● **Exercise brief**: Identify each line holding the string "JSON" and copy it.

[start]

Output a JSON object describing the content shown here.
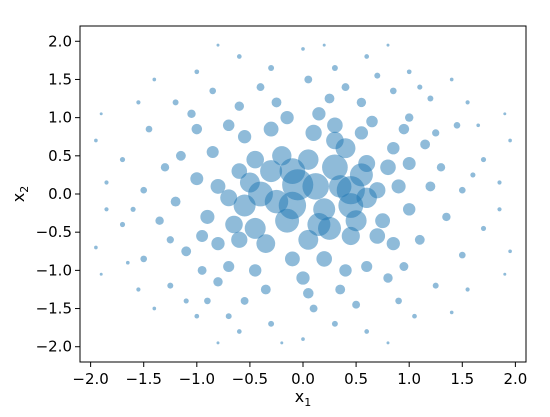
{
  "chart_data": {
    "type": "scatter",
    "title": "",
    "xlabel": {
      "base": "x",
      "sub": "1"
    },
    "ylabel": {
      "base": "x",
      "sub": "2"
    },
    "xlim": [
      -2.1,
      2.1
    ],
    "ylim": [
      -2.2,
      2.2
    ],
    "xticks": [
      -2.0,
      -1.5,
      -1.0,
      -0.5,
      0.0,
      0.5,
      1.0,
      1.5,
      2.0
    ],
    "yticks": [
      -2.0,
      -1.5,
      -1.0,
      -0.5,
      0.0,
      0.5,
      1.0,
      1.5,
      2.0
    ],
    "xtick_labels": [
      "−2.0",
      "−1.5",
      "−1.0",
      "−0.5",
      "0.0",
      "0.5",
      "1.0",
      "1.5",
      "2.0"
    ],
    "ytick_labels": [
      "−2.0",
      "−1.5",
      "−1.0",
      "−0.5",
      "0.0",
      "0.5",
      "1.0",
      "1.5",
      "2.0"
    ],
    "grid": false,
    "marker_color": "#1f77b4",
    "marker_alpha": 0.5,
    "size_note": "marker area scales with point density near the origin",
    "points": [
      [
        -0.05,
        0.12,
        220
      ],
      [
        0.12,
        0.1,
        160
      ],
      [
        -0.15,
        -0.35,
        130
      ],
      [
        0.3,
        0.35,
        150
      ],
      [
        -0.4,
        0.0,
        140
      ],
      [
        -0.3,
        0.3,
        110
      ],
      [
        0.25,
        -0.45,
        120
      ],
      [
        0.45,
        -0.15,
        140
      ],
      [
        0.55,
        0.25,
        120
      ],
      [
        -0.55,
        -0.15,
        110
      ],
      [
        -0.45,
        -0.45,
        100
      ],
      [
        0.05,
        -0.6,
        90
      ],
      [
        0.4,
        0.6,
        90
      ],
      [
        -0.2,
        0.5,
        85
      ],
      [
        0.6,
        -0.05,
        95
      ],
      [
        0.2,
        -0.2,
        110
      ],
      [
        -0.25,
        -0.1,
        125
      ],
      [
        0.35,
        0.1,
        115
      ],
      [
        -0.65,
        -0.4,
        70
      ],
      [
        -0.7,
        -0.05,
        65
      ],
      [
        0.7,
        0.05,
        60
      ],
      [
        0.45,
        -0.55,
        75
      ],
      [
        -0.35,
        -0.65,
        80
      ],
      [
        0.1,
        0.8,
        60
      ],
      [
        0.05,
        0.45,
        95
      ],
      [
        -0.45,
        0.45,
        70
      ],
      [
        0.6,
        0.4,
        65
      ],
      [
        -0.3,
        0.85,
        50
      ],
      [
        0.3,
        0.9,
        55
      ],
      [
        0.8,
        0.35,
        55
      ],
      [
        -0.8,
        0.1,
        50
      ],
      [
        0.75,
        -0.35,
        50
      ],
      [
        -0.6,
        0.3,
        55
      ],
      [
        0.9,
        0.1,
        45
      ],
      [
        -0.9,
        -0.3,
        45
      ],
      [
        0.2,
        -0.85,
        55
      ],
      [
        -0.1,
        -0.85,
        50
      ],
      [
        0.55,
        0.8,
        40
      ],
      [
        -0.55,
        0.75,
        40
      ],
      [
        -0.15,
        1.0,
        40
      ],
      [
        0.15,
        1.05,
        40
      ],
      [
        -0.8,
        -0.65,
        40
      ],
      [
        0.85,
        -0.65,
        40
      ],
      [
        1.0,
        0.4,
        38
      ],
      [
        -1.0,
        0.2,
        38
      ],
      [
        0.0,
        -1.1,
        40
      ],
      [
        0.4,
        -1.0,
        35
      ],
      [
        -0.45,
        -1.0,
        35
      ],
      [
        1.0,
        -0.2,
        35
      ],
      [
        -0.95,
        -0.55,
        32
      ],
      [
        0.65,
        0.95,
        30
      ],
      [
        -0.7,
        0.9,
        30
      ],
      [
        0.3,
        0.7,
        70
      ],
      [
        -0.1,
        0.3,
        150
      ],
      [
        0.15,
        -0.4,
        120
      ],
      [
        -0.5,
        0.15,
        90
      ],
      [
        0.5,
        -0.35,
        100
      ],
      [
        0.7,
        -0.55,
        55
      ],
      [
        -0.6,
        -0.6,
        60
      ],
      [
        0.85,
        0.6,
        35
      ],
      [
        -0.85,
        0.55,
        33
      ],
      [
        0.95,
        0.85,
        25
      ],
      [
        -1.0,
        0.85,
        25
      ],
      [
        1.15,
        0.65,
        22
      ],
      [
        -1.15,
        0.5,
        22
      ],
      [
        1.2,
        0.1,
        22
      ],
      [
        -1.2,
        -0.1,
        22
      ],
      [
        1.1,
        -0.6,
        22
      ],
      [
        -1.1,
        -0.75,
        22
      ],
      [
        0.6,
        -0.95,
        28
      ],
      [
        -0.7,
        -0.95,
        28
      ],
      [
        0.25,
        1.25,
        22
      ],
      [
        -0.25,
        1.2,
        22
      ],
      [
        0.55,
        1.2,
        20
      ],
      [
        -0.6,
        1.15,
        20
      ],
      [
        0.05,
        -1.3,
        25
      ],
      [
        0.35,
        -1.25,
        22
      ],
      [
        -0.35,
        -1.25,
        22
      ],
      [
        0.8,
        -1.1,
        20
      ],
      [
        -0.8,
        -1.15,
        20
      ],
      [
        1.3,
        0.35,
        16
      ],
      [
        -1.3,
        0.35,
        16
      ],
      [
        1.35,
        -0.3,
        16
      ],
      [
        -1.35,
        -0.35,
        16
      ],
      [
        0.95,
        -0.95,
        18
      ],
      [
        -0.95,
        -1.0,
        18
      ],
      [
        1.0,
        1.0,
        16
      ],
      [
        -1.05,
        1.05,
        16
      ],
      [
        0.4,
        1.4,
        14
      ],
      [
        -0.4,
        1.4,
        14
      ],
      [
        0.05,
        1.5,
        14
      ],
      [
        0.1,
        -1.5,
        14
      ],
      [
        0.5,
        -1.45,
        14
      ],
      [
        -0.55,
        -1.4,
        14
      ],
      [
        1.45,
        0.9,
        10
      ],
      [
        -1.45,
        0.85,
        10
      ],
      [
        1.5,
        -0.8,
        10
      ],
      [
        -1.5,
        -0.85,
        10
      ],
      [
        1.5,
        0.05,
        10
      ],
      [
        -1.5,
        0.05,
        10
      ],
      [
        0.85,
        1.35,
        10
      ],
      [
        -0.85,
        1.35,
        10
      ],
      [
        0.9,
        -1.4,
        10
      ],
      [
        -0.9,
        -1.4,
        10
      ],
      [
        1.2,
        1.25,
        8
      ],
      [
        -1.2,
        1.2,
        8
      ],
      [
        1.25,
        -1.2,
        8
      ],
      [
        -1.25,
        -1.2,
        8
      ],
      [
        0.3,
        1.65,
        8
      ],
      [
        -0.3,
        1.65,
        8
      ],
      [
        0.3,
        -1.7,
        8
      ],
      [
        -0.3,
        -1.7,
        8
      ],
      [
        1.7,
        0.45,
        6
      ],
      [
        -1.7,
        0.45,
        6
      ],
      [
        1.7,
        -0.45,
        6
      ],
      [
        -1.7,
        -0.4,
        6
      ],
      [
        0.6,
        1.8,
        5
      ],
      [
        -0.6,
        1.8,
        5
      ],
      [
        0.6,
        -1.8,
        5
      ],
      [
        -0.6,
        -1.8,
        5
      ],
      [
        1.85,
        0.15,
        4
      ],
      [
        -1.85,
        0.15,
        4
      ],
      [
        1.85,
        -0.2,
        4
      ],
      [
        -1.85,
        -0.2,
        4
      ],
      [
        1.0,
        1.6,
        5
      ],
      [
        -1.0,
        1.6,
        5
      ],
      [
        1.05,
        -1.6,
        5
      ],
      [
        -1.0,
        -1.6,
        5
      ],
      [
        1.55,
        1.2,
        4
      ],
      [
        -1.55,
        1.2,
        4
      ],
      [
        1.55,
        -1.25,
        4
      ],
      [
        -1.55,
        -1.25,
        4
      ],
      [
        0.0,
        1.9,
        3
      ],
      [
        0.0,
        -1.9,
        3
      ],
      [
        1.95,
        0.7,
        3
      ],
      [
        -1.95,
        0.7,
        3
      ],
      [
        1.95,
        -0.75,
        3
      ],
      [
        -1.95,
        -0.7,
        3
      ],
      [
        1.4,
        1.5,
        3
      ],
      [
        -1.4,
        1.5,
        3
      ],
      [
        1.4,
        -1.55,
        3
      ],
      [
        -1.4,
        -1.5,
        3
      ],
      [
        0.8,
        1.95,
        2
      ],
      [
        -0.8,
        1.95,
        2
      ],
      [
        0.8,
        -1.95,
        2
      ],
      [
        -0.8,
        -1.95,
        2
      ],
      [
        1.9,
        1.05,
        2
      ],
      [
        -1.9,
        1.05,
        2
      ],
      [
        1.9,
        -1.05,
        2
      ],
      [
        -1.9,
        -1.05,
        2
      ],
      [
        0.2,
        1.95,
        2
      ],
      [
        -0.2,
        -1.95,
        2
      ],
      [
        1.65,
        0.9,
        3
      ],
      [
        -1.65,
        -0.9,
        3
      ],
      [
        1.25,
        0.8,
        12
      ],
      [
        -1.25,
        -0.6,
        12
      ],
      [
        1.1,
        1.4,
        6
      ],
      [
        -1.1,
        -1.4,
        6
      ],
      [
        0.7,
        1.55,
        8
      ],
      [
        -0.7,
        -1.6,
        8
      ],
      [
        1.6,
        0.25,
        6
      ],
      [
        -1.6,
        -0.2,
        6
      ],
      [
        0.45,
        0.05,
        180
      ],
      [
        -0.1,
        -0.15,
        170
      ]
    ]
  }
}
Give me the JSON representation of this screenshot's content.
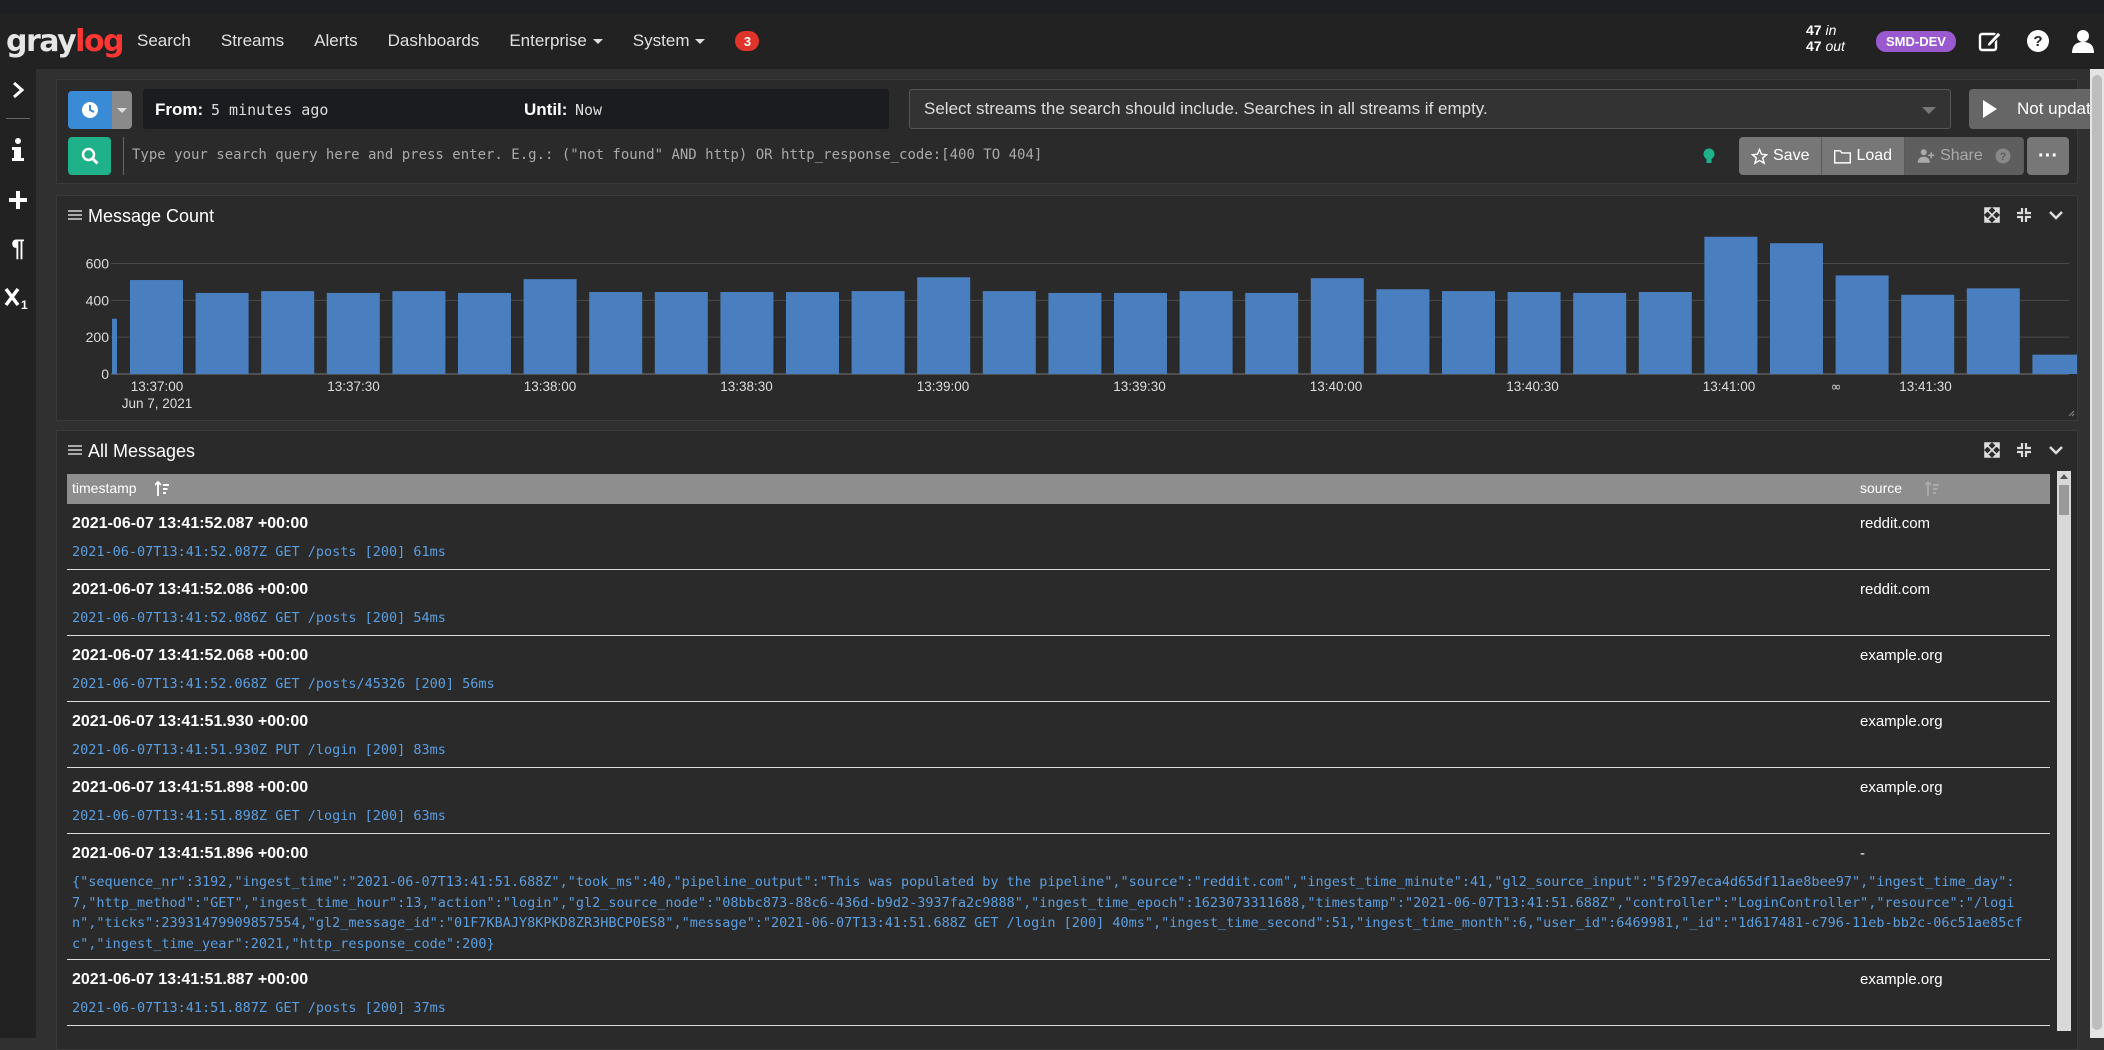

[end]

● **Worked answer**:
Output a JSON object describing the content shown here.
Give me the JSON representation of this screenshot's content.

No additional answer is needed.